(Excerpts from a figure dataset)
>> BEGIN

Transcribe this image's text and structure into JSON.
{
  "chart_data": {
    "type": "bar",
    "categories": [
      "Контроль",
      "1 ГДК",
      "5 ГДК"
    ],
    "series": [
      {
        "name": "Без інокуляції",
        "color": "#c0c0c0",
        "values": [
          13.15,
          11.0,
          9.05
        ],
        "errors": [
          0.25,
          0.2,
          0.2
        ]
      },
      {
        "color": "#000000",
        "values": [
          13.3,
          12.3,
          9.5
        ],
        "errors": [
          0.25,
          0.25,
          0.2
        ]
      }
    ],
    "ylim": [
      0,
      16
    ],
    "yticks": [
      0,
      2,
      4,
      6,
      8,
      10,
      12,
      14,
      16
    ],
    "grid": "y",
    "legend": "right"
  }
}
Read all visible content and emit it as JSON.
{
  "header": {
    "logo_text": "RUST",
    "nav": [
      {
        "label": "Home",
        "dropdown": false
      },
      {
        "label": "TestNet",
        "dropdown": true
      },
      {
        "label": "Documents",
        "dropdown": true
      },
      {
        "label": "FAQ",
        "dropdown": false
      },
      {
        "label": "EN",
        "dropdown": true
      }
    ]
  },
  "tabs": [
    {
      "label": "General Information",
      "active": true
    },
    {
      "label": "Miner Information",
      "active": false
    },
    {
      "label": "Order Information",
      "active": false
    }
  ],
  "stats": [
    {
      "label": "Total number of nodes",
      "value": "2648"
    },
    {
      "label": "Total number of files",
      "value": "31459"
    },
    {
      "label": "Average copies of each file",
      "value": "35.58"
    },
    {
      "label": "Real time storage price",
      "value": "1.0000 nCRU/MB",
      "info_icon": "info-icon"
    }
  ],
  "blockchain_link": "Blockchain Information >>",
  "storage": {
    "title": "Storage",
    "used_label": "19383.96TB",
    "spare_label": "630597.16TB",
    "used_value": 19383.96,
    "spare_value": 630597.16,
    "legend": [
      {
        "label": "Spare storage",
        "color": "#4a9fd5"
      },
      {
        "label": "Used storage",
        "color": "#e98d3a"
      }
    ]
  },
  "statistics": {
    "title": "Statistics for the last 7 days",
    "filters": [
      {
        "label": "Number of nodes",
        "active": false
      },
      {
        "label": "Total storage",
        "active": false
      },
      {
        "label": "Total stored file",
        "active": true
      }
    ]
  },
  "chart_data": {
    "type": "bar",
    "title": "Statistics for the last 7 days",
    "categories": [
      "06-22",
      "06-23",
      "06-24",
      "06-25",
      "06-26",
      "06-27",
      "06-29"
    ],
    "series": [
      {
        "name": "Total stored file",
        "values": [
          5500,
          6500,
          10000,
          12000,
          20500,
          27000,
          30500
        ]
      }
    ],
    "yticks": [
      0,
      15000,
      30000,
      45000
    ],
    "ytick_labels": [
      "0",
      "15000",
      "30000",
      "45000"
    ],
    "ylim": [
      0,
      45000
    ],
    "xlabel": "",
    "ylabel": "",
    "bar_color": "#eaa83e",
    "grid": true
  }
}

>> END

**Task:**
Identify each line in the entries with the word "JSON" and copy it.

**The response:**
Transcribe this image's text and structure into JSON.
Read all visible content and emit it as JSON.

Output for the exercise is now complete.